→ **Requirements**
[a] In the forum thread about the 92 Honda Civic, how many days did dman wait for the lien to be finalized with the state?
[b] In the Honda Civic forum thread, substitute "shop" for "business" and write out the passage between "As a quick follow" and "supposed to do..", inclusive.
[c] Carry on the forum thread about the liened 92 Honda Civic from where it stops.

→ **Document segment**
·····

# 92 Honda Civic w/Custom work



## dman

We had to Lien this car.. For Sale now on Ebay.

Honda : Civic : eBay Motors (item 150440258966 end time May-06-10 23:04:27 PDT)


----------



## NOFATTYS

not that im interested, but how much is the reserve?


----------



## tinctorus

What do you mean you had to "lien" the car??? As in you guys did all the work and then the kid couldnt pay so you got to put a mechanics lien on it?? If so thats funny stuff right there


----------



## chad

tinctorus said:


> What do you mean you had to "lien" the car??? As in you guys did all the work and then the kid couldnt pay so you got to put a mechanics lien on it?? If so thats funny stuff right there


given the description on ebay... Yep! :laugh:


----------



## dman

NOFATTYS said:


> not that im interested, but how much is the reserve?


Low for those not interested, even lower for those that are


----------



## mmiller

NOFATTYS said:


> not that im interested, but how much is the reserve?


Maybe using the PM System would be a better idea for you????? Maybe you actually get an answer.. Just a Thought.


----------



## dman

tinctorus said:


> What do you mean you had to "lien" the car??? As in you guys did all the work and then the kid couldnt pay so you got to put a mechanics lien on it?? If so thats funny stuff right there


Yes, unfortunately thats what happened... Long story, but here is short version...

Kid wanted all this work done, mom was paying, she paid us a little to start, then a little more while doing, she would come in and out, says stop work on car, cause son acting a fool or what ever, then start again, then stop, then start, and then we finish car, well 99%, we kept calling, come get car and please pay us.... no calls back, after about 6-8 months of this , were like listen please come get car, I will give you deal, will take less just to get car out of here, she says dont have money right now, can i take car, pay later, i say no, pay or car stays, another 6 months go by i keep calling. im like listen just make payments and once paid, car can leave, still no calls, every once in while i catch them on phone, they say oh, call you back, still no calls, i finally say fine, contacted title company, say i got car, not fully paid for, they say bring paperwork, i bring down, they file LIEN, i wait 30 days to finalize with state, car now mine, i dont want, just want some money back out of job, car for sale....

Damn im sweating... I tried to make short......


----------



## dman

As a quick follow up... Not real funny to me, as i dont ever like to do stuff like that... I mean i tried everything for over a year to work this out... I understand if people can have a tough time, but heck i would have taken $50 week just to work out. may not be much, but when you just outright dont talk with me, what is a business supposed to do..

I had to do basically same thing for a big local radio station, only they had vehicle on a trade agreement for advertising, I had it all on a full 30 page contract, they fell through on their end, I went and repo'd vehicle right from their worksite... They had to pay me full price on custom work..... The laws the law. And a contract signed is firm as hell.... With a repo, you take vehicle, and you can sell at private auction and dont even have to notify the owner... Any shop out there that wants to do this type of agreement for advertising or any type of trade, i would be happy to send you copy of my contract i made up, covers your rights to a tee so you dont get screwed.

·····

→ **Listing**
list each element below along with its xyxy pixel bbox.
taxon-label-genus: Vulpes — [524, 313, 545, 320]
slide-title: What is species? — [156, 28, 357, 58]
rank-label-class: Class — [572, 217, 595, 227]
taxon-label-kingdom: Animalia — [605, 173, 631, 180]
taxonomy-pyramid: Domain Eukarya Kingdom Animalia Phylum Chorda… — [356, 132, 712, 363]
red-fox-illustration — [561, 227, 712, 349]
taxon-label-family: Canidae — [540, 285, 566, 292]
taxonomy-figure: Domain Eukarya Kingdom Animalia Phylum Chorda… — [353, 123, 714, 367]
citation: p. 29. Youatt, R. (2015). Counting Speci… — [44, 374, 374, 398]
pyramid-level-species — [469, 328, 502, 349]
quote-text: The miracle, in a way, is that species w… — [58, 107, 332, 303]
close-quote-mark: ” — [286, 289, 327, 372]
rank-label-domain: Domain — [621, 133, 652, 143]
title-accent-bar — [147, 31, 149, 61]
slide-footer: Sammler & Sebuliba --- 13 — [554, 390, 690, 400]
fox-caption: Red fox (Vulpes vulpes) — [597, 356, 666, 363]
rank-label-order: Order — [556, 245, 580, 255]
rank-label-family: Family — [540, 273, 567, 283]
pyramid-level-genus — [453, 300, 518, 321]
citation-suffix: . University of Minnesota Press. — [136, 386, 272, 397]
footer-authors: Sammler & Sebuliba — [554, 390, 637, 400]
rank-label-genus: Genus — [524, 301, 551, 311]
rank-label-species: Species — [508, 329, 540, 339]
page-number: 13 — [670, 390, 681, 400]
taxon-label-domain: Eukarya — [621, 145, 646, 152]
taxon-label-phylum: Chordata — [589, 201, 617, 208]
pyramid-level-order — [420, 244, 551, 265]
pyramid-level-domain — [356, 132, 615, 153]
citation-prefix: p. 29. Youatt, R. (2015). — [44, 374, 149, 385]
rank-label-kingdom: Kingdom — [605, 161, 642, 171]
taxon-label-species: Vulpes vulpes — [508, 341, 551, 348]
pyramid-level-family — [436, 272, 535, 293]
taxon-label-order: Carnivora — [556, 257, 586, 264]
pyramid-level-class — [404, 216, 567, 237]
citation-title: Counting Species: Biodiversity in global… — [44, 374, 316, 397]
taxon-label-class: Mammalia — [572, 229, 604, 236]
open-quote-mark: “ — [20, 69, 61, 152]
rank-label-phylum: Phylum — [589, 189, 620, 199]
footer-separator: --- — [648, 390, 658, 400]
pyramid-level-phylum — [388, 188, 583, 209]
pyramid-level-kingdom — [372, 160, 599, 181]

·····

→ **Results of the tasks**
[a] 30 days.

[b]
As a quick follow up... Not real funny to me, as i dont ever like to do stuff like that... I mean i tried everything for over a year to work this out... I understand if people can have a tough time, but heck i would have taken $50 week just to work out. may not be much, but when you just outright dont talk with me, what is a shop supposed to do..

[c]
----------



## slowimpreza

dman said:


> As a quick follow up... Not real funny to me, as i dont ever like to do stuff like that... I mean i tried everything for over a year to work this out... I understand if people can have a tough time, but heck i would have taken $50 week just to work out. may not be much, but when you just outright dont talk with me, what is a business supposed to do..
> 
> I had to do basically same thing for a big local radio station, only they had vehicle on a trade agreement for advertising, I had it all on a full 30 page contract, they fell through on their end, I went and repo'd vehicle right from their worksite... They had to pay me full price on custom work..... The laws the law. And a contract signed is firm as hell.... With a repo, you take vehicle, and you can sell at private auction and dont even have to notify the owner... Any shop out there that wants to do this type of agreement for advertising or any type of trade, i would be happy to send you copy of my contract i made up, covers your rights to a tee so you dont get screwed.


WOW.. I noticed you're in the DFW. Mind telling what station it was?? My guess is 97.9 or 104.5 :lol:


Man that car looks like it has a B16 swap in it too, I'd be very interested if it weren't for all that extra body work and 96+ front end. BTW.. it's spelled vtec.


----------



## Sidd67

****


----------



## ikoolguy

wow you are finally selling this car?!?! good luck on the sell! 


- saw this car personally and its in great condition


----------



## 96jimmyslt

semi-related, at least you get a free bump, but how much did it cost to do all that fiberglass work?

I want something like that in my 96 jimmy so it doesn't look like I just threw a box in the back.


----------



## dman

96jimmyslt said:


> semi-related, at least you get a free bump, but how much did it cost to do all that fiberglass work?
> 
> I want something like that in my 96 jimmy so it doesn't look like I just threw a box in the back.


was several thousand in man hours... of course there was full dynamat as well, every piece of the car.. Fiberglass work not cheap.... if you spend the time yourself of course the materials are not a ton of money, its the amount of time spent on it.. Our resin sprayer we had at the time was a 8k piece of equiptment, no counting the countless hours of hand sanding etc...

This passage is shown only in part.